▸ **Set problem**:
Identify each line in the records below that contains the word "intensity", and copy it.

Records excerpted from a collection
>>

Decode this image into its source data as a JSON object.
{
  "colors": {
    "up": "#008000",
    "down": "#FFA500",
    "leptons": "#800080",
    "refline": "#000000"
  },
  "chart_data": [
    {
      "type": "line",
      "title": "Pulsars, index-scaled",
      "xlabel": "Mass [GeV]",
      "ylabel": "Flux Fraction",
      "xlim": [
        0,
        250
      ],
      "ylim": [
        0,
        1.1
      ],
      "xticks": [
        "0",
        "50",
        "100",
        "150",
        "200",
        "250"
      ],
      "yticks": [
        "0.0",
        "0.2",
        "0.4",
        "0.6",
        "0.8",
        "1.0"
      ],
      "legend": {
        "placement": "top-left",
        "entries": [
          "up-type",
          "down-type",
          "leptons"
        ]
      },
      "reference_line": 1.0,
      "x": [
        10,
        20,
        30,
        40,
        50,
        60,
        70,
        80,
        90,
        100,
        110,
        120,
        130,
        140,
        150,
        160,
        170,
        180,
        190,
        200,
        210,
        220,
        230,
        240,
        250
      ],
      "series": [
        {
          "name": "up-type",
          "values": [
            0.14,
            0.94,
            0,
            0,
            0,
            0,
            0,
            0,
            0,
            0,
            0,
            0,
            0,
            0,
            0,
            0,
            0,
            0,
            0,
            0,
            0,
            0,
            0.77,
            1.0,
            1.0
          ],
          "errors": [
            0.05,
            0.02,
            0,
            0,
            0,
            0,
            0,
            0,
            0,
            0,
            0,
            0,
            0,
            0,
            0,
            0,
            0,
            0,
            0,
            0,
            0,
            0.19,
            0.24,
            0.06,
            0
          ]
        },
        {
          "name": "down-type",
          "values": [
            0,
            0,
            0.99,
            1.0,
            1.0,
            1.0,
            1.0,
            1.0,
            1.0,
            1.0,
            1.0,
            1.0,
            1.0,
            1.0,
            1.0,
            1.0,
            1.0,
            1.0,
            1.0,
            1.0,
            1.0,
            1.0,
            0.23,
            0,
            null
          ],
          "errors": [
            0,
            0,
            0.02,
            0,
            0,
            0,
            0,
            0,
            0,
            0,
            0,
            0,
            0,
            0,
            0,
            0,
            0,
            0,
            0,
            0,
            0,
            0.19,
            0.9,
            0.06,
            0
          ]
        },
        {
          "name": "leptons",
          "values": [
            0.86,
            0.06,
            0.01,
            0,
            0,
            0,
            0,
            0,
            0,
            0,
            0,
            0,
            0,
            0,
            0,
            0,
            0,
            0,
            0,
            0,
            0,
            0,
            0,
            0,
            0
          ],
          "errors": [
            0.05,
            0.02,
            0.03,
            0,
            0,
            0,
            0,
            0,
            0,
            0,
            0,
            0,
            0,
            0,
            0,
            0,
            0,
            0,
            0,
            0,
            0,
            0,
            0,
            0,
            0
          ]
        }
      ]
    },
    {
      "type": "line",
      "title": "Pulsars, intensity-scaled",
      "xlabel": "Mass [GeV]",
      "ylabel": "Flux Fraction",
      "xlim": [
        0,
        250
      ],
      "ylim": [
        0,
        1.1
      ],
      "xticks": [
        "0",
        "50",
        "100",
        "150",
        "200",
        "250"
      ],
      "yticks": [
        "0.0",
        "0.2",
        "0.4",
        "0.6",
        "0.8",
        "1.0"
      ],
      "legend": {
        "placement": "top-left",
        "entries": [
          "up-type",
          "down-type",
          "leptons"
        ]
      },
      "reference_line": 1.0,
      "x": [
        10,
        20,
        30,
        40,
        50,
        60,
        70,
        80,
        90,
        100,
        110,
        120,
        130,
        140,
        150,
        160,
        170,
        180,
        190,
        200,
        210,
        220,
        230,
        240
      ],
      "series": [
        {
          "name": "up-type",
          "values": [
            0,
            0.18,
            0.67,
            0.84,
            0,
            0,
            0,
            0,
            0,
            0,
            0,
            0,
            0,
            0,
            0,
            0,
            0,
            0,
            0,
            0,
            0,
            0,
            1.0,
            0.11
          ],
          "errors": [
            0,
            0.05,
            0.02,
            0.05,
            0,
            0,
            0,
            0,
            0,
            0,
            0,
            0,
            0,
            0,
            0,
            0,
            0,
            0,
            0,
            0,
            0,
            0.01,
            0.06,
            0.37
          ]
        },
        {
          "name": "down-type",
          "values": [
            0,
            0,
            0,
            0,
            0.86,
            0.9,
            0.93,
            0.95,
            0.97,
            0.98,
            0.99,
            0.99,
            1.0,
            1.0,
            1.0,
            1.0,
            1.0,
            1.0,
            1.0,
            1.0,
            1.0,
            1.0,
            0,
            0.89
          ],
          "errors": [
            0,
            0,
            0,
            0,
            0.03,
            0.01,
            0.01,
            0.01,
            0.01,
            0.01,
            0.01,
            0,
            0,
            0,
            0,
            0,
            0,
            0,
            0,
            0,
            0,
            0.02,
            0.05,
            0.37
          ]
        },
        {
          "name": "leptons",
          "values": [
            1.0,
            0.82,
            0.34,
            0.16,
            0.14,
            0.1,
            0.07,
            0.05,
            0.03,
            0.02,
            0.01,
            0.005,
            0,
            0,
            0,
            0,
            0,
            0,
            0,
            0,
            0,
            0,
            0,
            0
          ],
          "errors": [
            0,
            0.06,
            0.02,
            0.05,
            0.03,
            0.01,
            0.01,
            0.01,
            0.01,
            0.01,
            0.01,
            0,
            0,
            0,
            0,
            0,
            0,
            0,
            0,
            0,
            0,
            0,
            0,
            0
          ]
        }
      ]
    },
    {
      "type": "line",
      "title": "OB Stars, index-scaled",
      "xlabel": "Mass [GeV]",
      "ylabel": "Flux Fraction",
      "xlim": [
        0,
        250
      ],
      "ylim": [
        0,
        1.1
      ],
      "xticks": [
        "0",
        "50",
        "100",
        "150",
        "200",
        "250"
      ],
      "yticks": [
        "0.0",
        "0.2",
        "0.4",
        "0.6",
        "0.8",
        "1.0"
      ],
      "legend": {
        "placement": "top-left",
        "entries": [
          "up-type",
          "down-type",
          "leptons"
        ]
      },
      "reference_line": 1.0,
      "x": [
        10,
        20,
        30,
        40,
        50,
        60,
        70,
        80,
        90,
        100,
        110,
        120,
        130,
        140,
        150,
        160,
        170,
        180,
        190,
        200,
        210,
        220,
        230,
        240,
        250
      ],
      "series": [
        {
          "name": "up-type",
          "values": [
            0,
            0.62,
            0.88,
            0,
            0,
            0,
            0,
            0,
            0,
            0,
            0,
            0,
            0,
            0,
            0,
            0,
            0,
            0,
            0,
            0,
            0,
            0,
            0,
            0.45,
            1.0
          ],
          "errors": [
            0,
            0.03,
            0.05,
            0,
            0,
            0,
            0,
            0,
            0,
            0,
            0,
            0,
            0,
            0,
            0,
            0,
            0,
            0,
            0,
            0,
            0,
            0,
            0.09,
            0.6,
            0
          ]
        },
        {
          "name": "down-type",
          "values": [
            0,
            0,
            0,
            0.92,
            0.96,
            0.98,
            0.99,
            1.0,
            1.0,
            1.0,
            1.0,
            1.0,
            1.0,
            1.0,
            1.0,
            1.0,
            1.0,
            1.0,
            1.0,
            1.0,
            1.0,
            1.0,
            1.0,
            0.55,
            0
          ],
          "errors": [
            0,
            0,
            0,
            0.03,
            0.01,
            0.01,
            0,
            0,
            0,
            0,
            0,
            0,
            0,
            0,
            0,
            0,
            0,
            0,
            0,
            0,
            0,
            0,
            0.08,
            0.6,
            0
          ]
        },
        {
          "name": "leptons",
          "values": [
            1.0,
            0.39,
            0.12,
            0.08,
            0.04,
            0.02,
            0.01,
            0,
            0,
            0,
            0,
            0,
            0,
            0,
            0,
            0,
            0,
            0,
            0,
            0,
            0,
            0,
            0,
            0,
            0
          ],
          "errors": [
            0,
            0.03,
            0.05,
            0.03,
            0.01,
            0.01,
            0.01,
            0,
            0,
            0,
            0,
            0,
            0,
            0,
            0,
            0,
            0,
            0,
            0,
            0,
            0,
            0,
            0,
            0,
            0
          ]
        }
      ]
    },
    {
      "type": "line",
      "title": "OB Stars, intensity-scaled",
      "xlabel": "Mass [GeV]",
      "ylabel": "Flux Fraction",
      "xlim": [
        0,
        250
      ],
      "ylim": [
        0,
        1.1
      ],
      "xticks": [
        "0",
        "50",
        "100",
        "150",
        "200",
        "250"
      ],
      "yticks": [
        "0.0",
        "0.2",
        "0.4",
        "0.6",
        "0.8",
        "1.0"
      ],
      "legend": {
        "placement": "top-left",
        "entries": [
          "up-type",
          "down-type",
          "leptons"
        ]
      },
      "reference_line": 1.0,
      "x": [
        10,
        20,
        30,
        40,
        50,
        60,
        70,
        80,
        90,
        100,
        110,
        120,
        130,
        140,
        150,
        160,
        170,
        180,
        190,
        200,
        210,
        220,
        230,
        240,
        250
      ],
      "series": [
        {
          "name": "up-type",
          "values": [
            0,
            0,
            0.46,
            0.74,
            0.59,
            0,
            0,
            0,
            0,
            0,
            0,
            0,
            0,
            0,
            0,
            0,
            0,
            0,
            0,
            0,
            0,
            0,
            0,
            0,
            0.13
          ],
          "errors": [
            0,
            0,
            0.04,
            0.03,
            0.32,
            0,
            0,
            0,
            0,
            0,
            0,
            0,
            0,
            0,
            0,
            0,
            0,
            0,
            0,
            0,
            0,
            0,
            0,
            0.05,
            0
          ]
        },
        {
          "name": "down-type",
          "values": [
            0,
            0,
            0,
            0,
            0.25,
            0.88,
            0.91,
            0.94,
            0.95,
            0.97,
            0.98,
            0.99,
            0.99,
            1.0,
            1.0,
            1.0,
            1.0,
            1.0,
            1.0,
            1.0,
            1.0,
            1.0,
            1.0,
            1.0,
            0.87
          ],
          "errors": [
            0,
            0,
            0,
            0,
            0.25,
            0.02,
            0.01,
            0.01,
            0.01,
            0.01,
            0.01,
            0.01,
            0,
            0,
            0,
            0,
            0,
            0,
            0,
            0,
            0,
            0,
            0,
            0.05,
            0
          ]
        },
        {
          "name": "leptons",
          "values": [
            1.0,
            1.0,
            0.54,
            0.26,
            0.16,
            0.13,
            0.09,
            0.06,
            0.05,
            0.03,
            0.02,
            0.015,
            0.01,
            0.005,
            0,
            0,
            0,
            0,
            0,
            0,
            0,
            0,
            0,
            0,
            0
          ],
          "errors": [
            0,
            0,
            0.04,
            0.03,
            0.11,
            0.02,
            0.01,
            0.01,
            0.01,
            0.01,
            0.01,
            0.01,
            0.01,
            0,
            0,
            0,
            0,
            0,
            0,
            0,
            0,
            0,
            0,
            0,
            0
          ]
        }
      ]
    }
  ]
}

<<

▸ **Result of the exercise**:
      "title": "Pulsars, intensity-scaled",
      "title": "OB Stars, intensity-scaled",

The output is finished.